▸ **Exercise directions**:
Return the records in full, exactly as given.

▸ **Dataset content**:
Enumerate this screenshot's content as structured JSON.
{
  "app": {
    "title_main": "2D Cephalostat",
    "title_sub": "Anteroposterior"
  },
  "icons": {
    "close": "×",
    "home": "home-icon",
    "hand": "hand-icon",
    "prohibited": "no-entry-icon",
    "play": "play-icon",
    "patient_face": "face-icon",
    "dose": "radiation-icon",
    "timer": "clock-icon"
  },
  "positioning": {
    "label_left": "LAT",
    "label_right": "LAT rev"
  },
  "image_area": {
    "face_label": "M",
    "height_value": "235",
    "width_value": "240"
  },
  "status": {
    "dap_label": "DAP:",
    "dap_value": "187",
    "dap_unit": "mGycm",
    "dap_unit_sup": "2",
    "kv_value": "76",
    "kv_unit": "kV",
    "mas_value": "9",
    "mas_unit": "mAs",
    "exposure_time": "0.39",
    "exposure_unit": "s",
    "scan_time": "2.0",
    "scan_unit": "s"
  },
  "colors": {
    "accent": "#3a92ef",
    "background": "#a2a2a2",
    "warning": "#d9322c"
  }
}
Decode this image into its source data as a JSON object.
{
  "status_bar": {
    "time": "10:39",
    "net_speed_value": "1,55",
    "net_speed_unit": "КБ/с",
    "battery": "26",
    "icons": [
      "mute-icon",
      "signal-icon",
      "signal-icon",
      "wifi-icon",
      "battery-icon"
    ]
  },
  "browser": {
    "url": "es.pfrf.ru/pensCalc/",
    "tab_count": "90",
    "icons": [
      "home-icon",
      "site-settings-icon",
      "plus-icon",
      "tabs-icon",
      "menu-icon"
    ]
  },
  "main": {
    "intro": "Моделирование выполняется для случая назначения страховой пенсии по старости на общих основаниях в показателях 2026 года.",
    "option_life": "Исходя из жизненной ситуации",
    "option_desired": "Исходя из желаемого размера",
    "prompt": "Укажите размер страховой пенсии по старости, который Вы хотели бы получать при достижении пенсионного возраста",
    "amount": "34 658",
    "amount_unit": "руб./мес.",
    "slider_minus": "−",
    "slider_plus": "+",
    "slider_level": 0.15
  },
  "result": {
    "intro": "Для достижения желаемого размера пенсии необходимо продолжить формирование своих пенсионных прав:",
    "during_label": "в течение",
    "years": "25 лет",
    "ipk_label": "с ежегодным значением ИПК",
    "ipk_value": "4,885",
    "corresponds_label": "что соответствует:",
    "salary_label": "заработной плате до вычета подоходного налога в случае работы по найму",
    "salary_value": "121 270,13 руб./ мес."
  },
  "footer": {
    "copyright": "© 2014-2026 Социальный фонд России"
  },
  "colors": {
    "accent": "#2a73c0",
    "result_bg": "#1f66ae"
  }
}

▸ **Result**:
Enumerate this screenshot's content as structured JSON.
{
  "app": {
    "title_main": "2D Cephalostat",
    "title_sub": "Anteroposterior"
  },
  "icons": {
    "close": "×",
    "home": "home-icon",
    "hand": "hand-icon",
    "prohibited": "no-entry-icon",
    "play": "play-icon",
    "patient_face": "face-icon",
    "dose": "radiation-icon",
    "timer": "clock-icon"
  },
  "positioning": {
    "label_left": "LAT",
    "label_right": "LAT rev"
  },
  "image_area": {
    "face_label": "M",
    "height_value": "235",
    "width_value": "240"
  },
  "status": {
    "dap_label": "DAP:",
    "dap_value": "187",
    "dap_unit": "mGycm",
    "dap_unit_sup": "2",
    "kv_value": "76",
    "kv_unit": "kV",
    "mas_value": "9",
    "mas_unit": "mAs",
    "exposure_time": "0.39",
    "exposure_unit": "s",
    "scan_time": "2.0",
    "scan_unit": "s"
  },
  "colors": {
    "accent": "#3a92ef",
    "background": "#a2a2a2",
    "warning": "#d9322c"
  }
}
Decode this image into its source data as a JSON object.
{
  "status_bar": {
    "time": "10:39",
    "net_speed_value": "1,55",
    "net_speed_unit": "КБ/с",
    "battery": "26",
    "icons": [
      "mute-icon",
      "signal-icon",
      "signal-icon",
      "wifi-icon",
      "battery-icon"
    ]
  },
  "browser": {
    "url": "es.pfrf.ru/pensCalc/",
    "tab_count": "90",
    "icons": [
      "home-icon",
      "site-settings-icon",
      "plus-icon",
      "tabs-icon",
      "menu-icon"
    ]
  },
  "main": {
    "intro": "Моделирование выполняется для случая назначения страховой пенсии по старости на общих основаниях в показателях 2026 года.",
    "option_life": "Исходя из жизненной ситуации",
    "option_desired": "Исходя из желаемого размера",
    "prompt": "Укажите размер страховой пенсии по старости, который Вы хотели бы получать при достижении пенсионного возраста",
    "amount": "34 658",
    "amount_unit": "руб./мес.",
    "slider_minus": "−",
    "slider_plus": "+",
    "slider_level": 0.15
  },
  "result": {
    "intro": "Для достижения желаемого размера пенсии необходимо продолжить формирование своих пенсионных прав:",
    "during_label": "в течение",
    "years": "25 лет",
    "ipk_label": "с ежегодным значением ИПК",
    "ipk_value": "4,885",
    "corresponds_label": "что соответствует:",
    "salary_label": "заработной плате до вычета подоходного налога в случае работы по найму",
    "salary_value": "121 270,13 руб./ мес."
  },
  "footer": {
    "copyright": "© 2014-2026 Социальный фонд России"
  },
  "colors": {
    "accent": "#2a73c0",
    "result_bg": "#1f66ae"
  }
}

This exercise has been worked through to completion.